Short problem: Repeat the listing that follows, character for character, minus the pictures.
►
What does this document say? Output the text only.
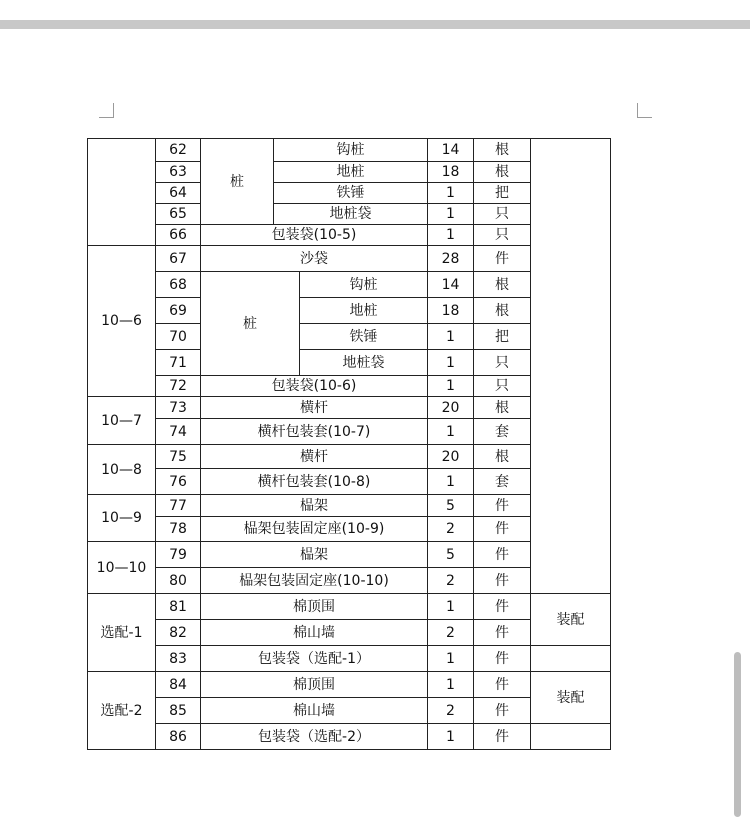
	62	桩	钩桩		14	根	
	63		地桩		18	根	
	64		铁锤		1	把	
	65		地桩袋		1	只	
	66	包装袋(10-5)			1	只	
10—6	67	沙袋			28	件	
	68	桩		钩桩	14	根	
	69			地桩	18	根	
	70			铁锤	1	把	
	71			地桩袋	1	只	
	72	包装袋(10-6)			1	只	
10—7	73	横杆			20	根	
	74	横杆包装套(10-7)			1	套	
10—8	75	横杆			20	根	
	76	横杆包装套(10-8)			1	套	
10—9	77	榀架			5	件	
	78	榀架包装固定座(10-9)			2	件	
10—10	79	榀架			5	件	
	80	榀架包装固定座(10-10)			2	件	
选配-1	81	棉顶围			1	件	装配
	82	棉山墙			2	件	
	83	包装袋（选配-1）			1	件	
选配-2	84	棉顶围			1	件	装配
	85	棉山墙			2	件	
	86	包装袋（选配-2）			1	件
◄
Answer to the exercise:
What does this document say? Output the text only.
	62	桩	钩桩		14	根	
	63		地桩		18	根	
	64		铁锤		1	把	
	65		地桩袋		1	只	
	66	包装袋(10-5)			1	只	
10—6	67	沙袋			28	件	
	68	桩		钩桩	14	根	
	69			地桩	18	根	
	70			铁锤	1	把	
	71			地桩袋	1	只	
	72	包装袋(10-6)			1	只	
10—7	73	横杆			20	根	
	74	横杆包装套(10-7)			1	套	
10—8	75	横杆			20	根	
	76	横杆包装套(10-8)			1	套	
10—9	77	榀架			5	件	
	78	榀架包装固定座(10-9)			2	件	
10—10	79	榀架			5	件	
	80	榀架包装固定座(10-10)			2	件	
选配-1	81	棉顶围			1	件	装配
	82	棉山墙			2	件	
	83	包装袋（选配-1）			1	件	
选配-2	84	棉顶围			1	件	装配
	85	棉山墙			2	件	
	86	包装袋（选配-2）			1	件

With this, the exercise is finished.